* **What to do**
Could you output each line of the data that follows exactly?

■ ■ ■ ■ ■

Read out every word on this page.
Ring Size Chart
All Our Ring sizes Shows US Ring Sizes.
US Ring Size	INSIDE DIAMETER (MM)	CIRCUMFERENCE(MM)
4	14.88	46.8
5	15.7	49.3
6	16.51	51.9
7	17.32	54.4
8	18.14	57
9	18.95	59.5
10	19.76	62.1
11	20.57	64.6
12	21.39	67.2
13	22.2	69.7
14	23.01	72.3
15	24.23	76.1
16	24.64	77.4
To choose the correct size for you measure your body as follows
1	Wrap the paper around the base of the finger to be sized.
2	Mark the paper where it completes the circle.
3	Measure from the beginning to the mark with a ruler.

■ ■ ■ ■ ■

* **Solution to the exercise**
Read out every word on this page.
Ring Size Chart
All Our Ring sizes Shows US Ring Sizes.
US Ring Size	INSIDE DIAMETER (MM)	CIRCUMFERENCE(MM)
4	14.88	46.8
5	15.7	49.3
6	16.51	51.9
7	17.32	54.4
8	18.14	57
9	18.95	59.5
10	19.76	62.1
11	20.57	64.6
12	21.39	67.2
13	22.2	69.7
14	23.01	72.3
15	24.23	76.1
16	24.64	77.4
To choose the correct size for you measure your body as follows
1	Wrap the paper around the base of the finger to be sized.
2	Mark the paper where it completes the circle.
3	Measure from the beginning to the mark with a ruler.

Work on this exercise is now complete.